» Instruction
Rewrite all the records below with every "x-label" changed to "year-label" and everything else unchanged. Leave the pictures out.

--- BEGIN Listed records ---

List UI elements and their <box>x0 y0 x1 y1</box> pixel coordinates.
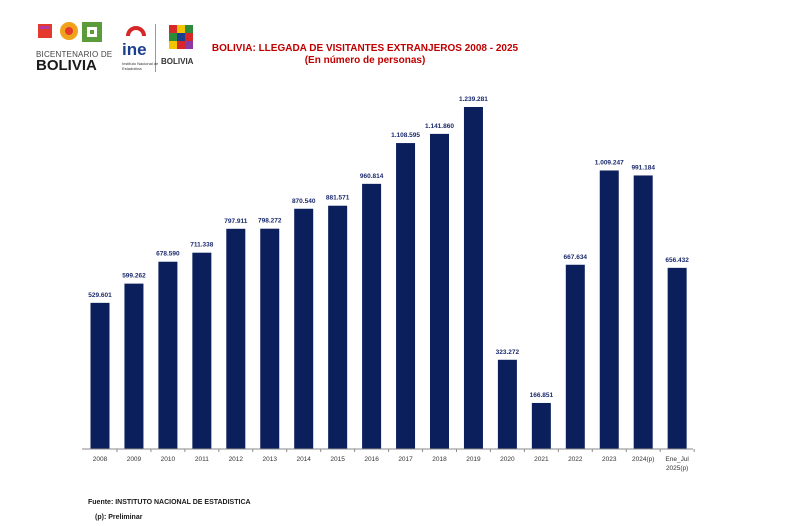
bar-8 <box>362 183 382 450</box>
x-label-14: 2022 <box>568 456 583 463</box>
data-labels: 529.601 599.262 678.590 711.338 797.911 798.2… <box>88 96 689 399</box>
bar-5 <box>260 228 280 449</box>
data-label-7: 881.571 <box>326 195 350 202</box>
x-label-17: Ene_Jul 2025(p) <box>665 456 689 472</box>
x-label-16: 2024(p) <box>632 456 654 463</box>
bar-11 <box>463 107 483 449</box>
x-axis-labels: 2008 2009 2010 2011 2012 2013 2014 2015 2016 2017… <box>93 456 690 472</box>
x-label-13: 2021 <box>534 456 549 463</box>
bar-13 <box>531 402 551 449</box>
bar-12 <box>497 359 517 449</box>
x-label-9: 2017 <box>398 456 413 463</box>
data-label-9: 1.108.595 <box>391 132 420 139</box>
header-logos: BICENTENARIO DE BOLIVIA ine Instituto Na… <box>36 20 206 76</box>
x-label-10: 2018 <box>432 456 447 463</box>
data-label-5: 798.272 <box>258 218 282 225</box>
chart-subtitle: (En número de personas) <box>304 55 426 66</box>
data-label-15: 1.009.247 <box>595 159 624 166</box>
data-label-17: 656.432 <box>665 257 689 264</box>
data-label-4: 797.911 <box>224 218 248 225</box>
x-label-0: 2008 <box>93 456 108 463</box>
bar-16 <box>633 175 653 450</box>
bolivia-label: BOLIVIA <box>36 57 97 74</box>
bicentenario-logo-icon <box>38 22 102 42</box>
footer-source: Fuente: INSTITUTO NACIONAL DE ESTADISTIC… <box>88 499 251 506</box>
bar-2 <box>158 261 178 449</box>
x-label-1: 2009 <box>127 456 142 463</box>
data-label-13: 166.851 <box>530 392 554 399</box>
ine-subtitle: Instituto Nacional de Estadística <box>122 61 159 71</box>
bar-4 <box>226 228 246 449</box>
data-label-0: 529.601 <box>88 292 112 299</box>
x-label-15: 2023 <box>602 456 617 463</box>
bar-15 <box>599 170 619 449</box>
footer-note: (p): Preliminar <box>95 514 143 521</box>
bar-7 <box>328 205 348 449</box>
bar-1 <box>124 283 144 449</box>
x-label-4: 2012 <box>229 456 244 463</box>
bar-6 <box>294 208 314 449</box>
data-label-10: 1.141.860 <box>425 123 454 130</box>
x-label-11: 2019 <box>466 456 481 463</box>
bolivia-crest-icon <box>169 25 193 49</box>
bicentenario-label: BICENTENARIO DE <box>36 50 113 59</box>
data-label-12: 323.272 <box>496 349 520 356</box>
data-label-14: 667.634 <box>564 254 588 261</box>
data-label-11: 1.239.281 <box>459 96 488 103</box>
data-label-16: 991.184 <box>631 164 655 171</box>
bar-10 <box>430 133 449 449</box>
x-label-5: 2013 <box>263 456 278 463</box>
x-label-2: 2010 <box>161 456 176 463</box>
bar-9 <box>396 143 416 450</box>
chart-title: BOLIVIA: LLEGADA DE VISITANTES EXTRANJER… <box>211 43 519 54</box>
ine-arc-icon <box>126 26 146 37</box>
bolivia-crest-label: BOLIVIA <box>161 57 194 66</box>
data-label-8: 960.814 <box>360 173 384 180</box>
logo-divider <box>155 24 156 72</box>
data-label-6: 870.540 <box>292 198 316 205</box>
bar-0 <box>90 302 110 449</box>
x-label-7: 2015 <box>330 456 345 463</box>
ine-logo-text: ine <box>122 40 147 59</box>
data-label-1: 599.262 <box>122 273 146 280</box>
data-label-3: 711.338 <box>190 242 214 249</box>
x-label-12: 2020 <box>500 456 515 463</box>
bar-series <box>90 107 687 450</box>
data-label-2: 678.590 <box>156 251 180 258</box>
x-label-6: 2014 <box>296 456 311 463</box>
bar-3 <box>192 252 212 449</box>
x-label-8: 2016 <box>364 456 379 463</box>
x-axis-ticks <box>116 449 695 452</box>
bar-14 <box>565 264 585 449</box>
x-label-3: 2011 <box>195 456 209 463</box>
bar-17 <box>667 267 687 449</box>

--- END Listed records ---

» Solution for this exercise
List UI elements and their <box>x0 y0 x1 y1</box> pixel coordinates.
bar-8 <box>362 183 382 450</box>
year-label-14: 2022 <box>568 456 583 463</box>
data-labels: 529.601 599.262 678.590 711.338 797.911 798.2… <box>88 96 689 399</box>
bar-5 <box>260 228 280 449</box>
data-label-7: 881.571 <box>326 195 350 202</box>
year-label-17: Ene_Jul 2025(p) <box>665 456 689 472</box>
year-label-16: 2024(p) <box>632 456 654 463</box>
bar-11 <box>463 107 483 449</box>
x-axis-labels: 2008 2009 2010 2011 2012 2013 2014 2015 2016 2017… <box>93 456 690 472</box>
year-label-13: 2021 <box>534 456 549 463</box>
bar-13 <box>531 402 551 449</box>
bar-12 <box>497 359 517 449</box>
year-label-9: 2017 <box>398 456 413 463</box>
data-label-9: 1.108.595 <box>391 132 420 139</box>
header-logos: BICENTENARIO DE BOLIVIA ine Instituto Na… <box>36 20 206 76</box>
year-label-10: 2018 <box>432 456 447 463</box>
data-label-5: 798.272 <box>258 218 282 225</box>
chart-subtitle: (En número de personas) <box>304 55 426 66</box>
data-label-15: 1.009.247 <box>595 159 624 166</box>
data-label-17: 656.432 <box>665 257 689 264</box>
data-label-4: 797.911 <box>224 218 248 225</box>
year-label-0: 2008 <box>93 456 108 463</box>
bar-16 <box>633 175 653 450</box>
bolivia-label: BOLIVIA <box>36 57 97 74</box>
bicentenario-logo-icon <box>38 22 102 42</box>
footer-source: Fuente: INSTITUTO NACIONAL DE ESTADISTIC… <box>88 499 251 506</box>
bar-2 <box>158 261 178 449</box>
year-label-1: 2009 <box>127 456 142 463</box>
data-label-13: 166.851 <box>530 392 554 399</box>
ine-subtitle: Instituto Nacional de Estadística <box>122 61 159 71</box>
bar-4 <box>226 228 246 449</box>
data-label-0: 529.601 <box>88 292 112 299</box>
year-label-15: 2023 <box>602 456 617 463</box>
bar-15 <box>599 170 619 449</box>
footer-note: (p): Preliminar <box>95 514 143 521</box>
bar-7 <box>328 205 348 449</box>
bar-1 <box>124 283 144 449</box>
year-label-4: 2012 <box>229 456 244 463</box>
bar-6 <box>294 208 314 449</box>
data-label-10: 1.141.860 <box>425 123 454 130</box>
year-label-11: 2019 <box>466 456 481 463</box>
bolivia-crest-icon <box>169 25 193 49</box>
bicentenario-label: BICENTENARIO DE <box>36 50 113 59</box>
data-label-12: 323.272 <box>496 349 520 356</box>
data-label-14: 667.634 <box>564 254 588 261</box>
data-label-11: 1.239.281 <box>459 96 488 103</box>
data-label-16: 991.184 <box>631 164 655 171</box>
bar-10 <box>430 133 449 449</box>
year-label-5: 2013 <box>263 456 278 463</box>
year-label-2: 2010 <box>161 456 176 463</box>
bar-9 <box>396 143 416 450</box>
chart-title: BOLIVIA: LLEGADA DE VISITANTES EXTRANJER… <box>211 43 519 54</box>
ine-arc-icon <box>126 26 146 37</box>
bolivia-crest-label: BOLIVIA <box>161 57 194 66</box>
data-label-8: 960.814 <box>360 173 384 180</box>
logo-divider <box>155 24 156 72</box>
data-label-6: 870.540 <box>292 198 316 205</box>
bar-0 <box>90 302 110 449</box>
year-label-7: 2015 <box>330 456 345 463</box>
ine-logo-text: ine <box>122 40 147 59</box>
data-label-1: 599.262 <box>122 273 146 280</box>
data-label-3: 711.338 <box>190 242 214 249</box>
year-label-12: 2020 <box>500 456 515 463</box>
bar-series <box>90 107 687 450</box>
data-label-2: 678.590 <box>156 251 180 258</box>
year-label-6: 2014 <box>296 456 311 463</box>
bar-3 <box>192 252 212 449</box>
year-label-8: 2016 <box>364 456 379 463</box>
x-axis-ticks <box>116 449 695 452</box>
bar-14 <box>565 264 585 449</box>
year-label-3: 2011 <box>195 456 209 463</box>
bar-17 <box>667 267 687 449</box>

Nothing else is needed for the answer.